** Begin **

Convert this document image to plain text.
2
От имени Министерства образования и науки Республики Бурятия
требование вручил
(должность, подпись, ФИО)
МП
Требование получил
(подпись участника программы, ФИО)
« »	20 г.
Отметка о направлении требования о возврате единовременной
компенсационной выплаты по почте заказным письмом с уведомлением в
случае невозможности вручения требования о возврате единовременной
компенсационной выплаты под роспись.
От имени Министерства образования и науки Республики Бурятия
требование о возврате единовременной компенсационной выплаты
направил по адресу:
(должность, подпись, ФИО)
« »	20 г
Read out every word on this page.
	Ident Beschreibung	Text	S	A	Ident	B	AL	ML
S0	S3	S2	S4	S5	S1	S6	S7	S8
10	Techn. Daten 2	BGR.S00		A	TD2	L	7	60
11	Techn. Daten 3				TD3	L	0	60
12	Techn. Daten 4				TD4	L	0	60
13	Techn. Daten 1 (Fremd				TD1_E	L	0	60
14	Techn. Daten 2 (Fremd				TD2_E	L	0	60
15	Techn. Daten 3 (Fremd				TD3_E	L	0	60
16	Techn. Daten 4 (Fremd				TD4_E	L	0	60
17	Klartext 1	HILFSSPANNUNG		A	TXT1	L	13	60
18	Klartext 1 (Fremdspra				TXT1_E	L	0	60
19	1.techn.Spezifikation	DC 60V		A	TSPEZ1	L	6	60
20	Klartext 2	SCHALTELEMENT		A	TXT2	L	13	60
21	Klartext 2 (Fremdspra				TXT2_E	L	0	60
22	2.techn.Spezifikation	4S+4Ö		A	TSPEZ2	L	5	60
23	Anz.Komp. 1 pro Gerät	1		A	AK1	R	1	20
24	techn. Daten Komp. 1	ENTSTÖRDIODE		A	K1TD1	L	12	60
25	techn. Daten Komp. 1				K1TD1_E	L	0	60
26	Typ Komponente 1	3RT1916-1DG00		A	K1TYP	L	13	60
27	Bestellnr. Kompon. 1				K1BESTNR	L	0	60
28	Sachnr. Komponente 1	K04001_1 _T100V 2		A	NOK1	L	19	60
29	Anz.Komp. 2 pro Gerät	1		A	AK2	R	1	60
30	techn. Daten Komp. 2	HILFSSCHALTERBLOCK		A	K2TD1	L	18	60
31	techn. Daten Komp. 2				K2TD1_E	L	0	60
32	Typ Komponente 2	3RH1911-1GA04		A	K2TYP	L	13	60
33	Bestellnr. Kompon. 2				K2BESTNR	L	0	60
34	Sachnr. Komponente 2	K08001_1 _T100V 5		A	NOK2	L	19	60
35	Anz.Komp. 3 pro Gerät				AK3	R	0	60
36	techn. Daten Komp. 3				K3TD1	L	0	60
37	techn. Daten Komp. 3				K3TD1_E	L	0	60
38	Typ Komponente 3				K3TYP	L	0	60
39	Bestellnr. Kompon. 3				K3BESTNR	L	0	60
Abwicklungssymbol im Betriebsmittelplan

** End **

■ YOUR OBJECTIVE
From the entries, report each line that includes the word "Spezifikation".

■ WRITTEN RESPONSE
19	1.techn.Spezifikation	DC 60V		A	TSPEZ1	L	6	60
22	2.techn.Spezifikation	4S+4Ö		A	TSPEZ2	L	5	60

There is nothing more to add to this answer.